▸ **Stated task**: Every entry needs to be reproduced exactly.

▸ **Data shown**:

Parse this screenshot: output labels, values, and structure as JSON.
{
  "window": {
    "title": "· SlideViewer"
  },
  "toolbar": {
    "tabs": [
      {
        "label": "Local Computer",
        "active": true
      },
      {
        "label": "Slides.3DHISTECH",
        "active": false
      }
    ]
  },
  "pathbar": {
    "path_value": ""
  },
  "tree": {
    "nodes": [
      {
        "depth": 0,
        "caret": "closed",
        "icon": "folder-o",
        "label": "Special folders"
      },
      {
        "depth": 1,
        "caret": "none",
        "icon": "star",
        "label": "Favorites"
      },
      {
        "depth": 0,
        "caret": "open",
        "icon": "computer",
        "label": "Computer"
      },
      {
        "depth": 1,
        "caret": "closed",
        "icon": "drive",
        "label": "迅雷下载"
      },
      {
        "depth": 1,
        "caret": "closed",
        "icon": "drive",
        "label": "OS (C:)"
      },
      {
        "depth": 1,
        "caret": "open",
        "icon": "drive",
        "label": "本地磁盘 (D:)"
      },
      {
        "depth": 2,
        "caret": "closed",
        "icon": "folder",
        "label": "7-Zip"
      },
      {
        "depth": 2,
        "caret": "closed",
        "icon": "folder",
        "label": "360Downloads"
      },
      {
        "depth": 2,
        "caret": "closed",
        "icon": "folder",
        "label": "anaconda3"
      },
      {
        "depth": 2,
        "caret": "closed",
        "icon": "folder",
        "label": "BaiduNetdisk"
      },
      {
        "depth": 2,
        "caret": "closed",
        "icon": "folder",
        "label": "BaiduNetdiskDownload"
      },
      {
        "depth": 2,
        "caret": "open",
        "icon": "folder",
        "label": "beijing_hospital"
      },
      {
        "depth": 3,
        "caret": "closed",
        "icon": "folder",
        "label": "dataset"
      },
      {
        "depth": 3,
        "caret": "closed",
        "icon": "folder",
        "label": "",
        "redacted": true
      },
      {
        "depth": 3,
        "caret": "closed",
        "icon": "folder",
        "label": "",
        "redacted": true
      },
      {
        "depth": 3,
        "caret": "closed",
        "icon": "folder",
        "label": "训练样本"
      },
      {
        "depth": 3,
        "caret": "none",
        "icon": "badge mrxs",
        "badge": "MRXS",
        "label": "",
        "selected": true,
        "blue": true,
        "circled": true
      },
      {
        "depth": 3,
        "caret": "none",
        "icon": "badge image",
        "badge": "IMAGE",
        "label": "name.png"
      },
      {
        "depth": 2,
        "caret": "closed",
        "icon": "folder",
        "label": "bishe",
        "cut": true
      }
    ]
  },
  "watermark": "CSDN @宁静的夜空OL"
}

▸ **Complete output**:
Parse this screenshot: output labels, values, and structure as JSON.
{
  "window": {
    "title": "· SlideViewer"
  },
  "toolbar": {
    "tabs": [
      {
        "label": "Local Computer",
        "active": true
      },
      {
        "label": "Slides.3DHISTECH",
        "active": false
      }
    ]
  },
  "pathbar": {
    "path_value": ""
  },
  "tree": {
    "nodes": [
      {
        "depth": 0,
        "caret": "closed",
        "icon": "folder-o",
        "label": "Special folders"
      },
      {
        "depth": 1,
        "caret": "none",
        "icon": "star",
        "label": "Favorites"
      },
      {
        "depth": 0,
        "caret": "open",
        "icon": "computer",
        "label": "Computer"
      },
      {
        "depth": 1,
        "caret": "closed",
        "icon": "drive",
        "label": "迅雷下载"
      },
      {
        "depth": 1,
        "caret": "closed",
        "icon": "drive",
        "label": "OS (C:)"
      },
      {
        "depth": 1,
        "caret": "open",
        "icon": "drive",
        "label": "本地磁盘 (D:)"
      },
      {
        "depth": 2,
        "caret": "closed",
        "icon": "folder",
        "label": "7-Zip"
      },
      {
        "depth": 2,
        "caret": "closed",
        "icon": "folder",
        "label": "360Downloads"
      },
      {
        "depth": 2,
        "caret": "closed",
        "icon": "folder",
        "label": "anaconda3"
      },
      {
        "depth": 2,
        "caret": "closed",
        "icon": "folder",
        "label": "BaiduNetdisk"
      },
      {
        "depth": 2,
        "caret": "closed",
        "icon": "folder",
        "label": "BaiduNetdiskDownload"
      },
      {
        "depth": 2,
        "caret": "open",
        "icon": "folder",
        "label": "beijing_hospital"
      },
      {
        "depth": 3,
        "caret": "closed",
        "icon": "folder",
        "label": "dataset"
      },
      {
        "depth": 3,
        "caret": "closed",
        "icon": "folder",
        "label": "",
        "redacted": true
      },
      {
        "depth": 3,
        "caret": "closed",
        "icon": "folder",
        "label": "",
        "redacted": true
      },
      {
        "depth": 3,
        "caret": "closed",
        "icon": "folder",
        "label": "训练样本"
      },
      {
        "depth": 3,
        "caret": "none",
        "icon": "badge mrxs",
        "badge": "MRXS",
        "label": "",
        "selected": true,
        "blue": true,
        "circled": true
      },
      {
        "depth": 3,
        "caret": "none",
        "icon": "badge image",
        "badge": "IMAGE",
        "label": "name.png"
      },
      {
        "depth": 2,
        "caret": "closed",
        "icon": "folder",
        "label": "bishe",
        "cut": true
      }
    ]
  },
  "watermark": "CSDN @宁静的夜空OL"
}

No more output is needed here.